■ Work to do: Count every line where "Million" shows up, and give that number only.

■ Task material:
— begin —
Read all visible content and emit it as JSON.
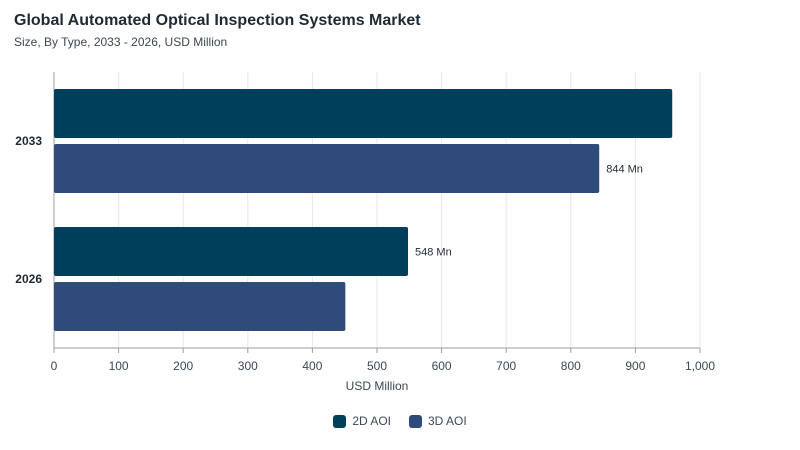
{
  "chart_data": {
    "type": "bar",
    "orientation": "horizontal",
    "title": "Global Automated Optical Inspection Systems Market",
    "subtitle": "Size, By Type, 2033 - 2026, USD Million",
    "categories": [
      "2033",
      "2026"
    ],
    "series": [
      {
        "name": "2D AOI",
        "color": "#003f5c",
        "values": [
          957,
          548
        ],
        "labels": [
          "",
          "548 Mn"
        ]
      },
      {
        "name": "3D AOI",
        "color": "#2f4b7c",
        "values": [
          844,
          451
        ],
        "labels": [
          "844 Mn",
          ""
        ]
      }
    ],
    "xlabel": "USD Million",
    "xlim": [
      0,
      1000
    ],
    "xticks": [
      "0",
      "100",
      "200",
      "300",
      "400",
      "500",
      "600",
      "700",
      "800",
      "900",
      "1,000"
    ],
    "grid": true,
    "legend_position": "bottom-center"
  }
}
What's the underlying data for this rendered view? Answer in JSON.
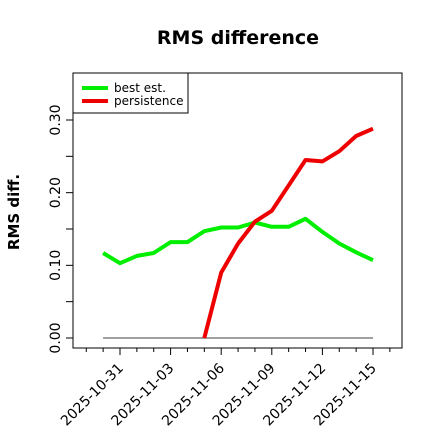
— end —
■ Task response: 2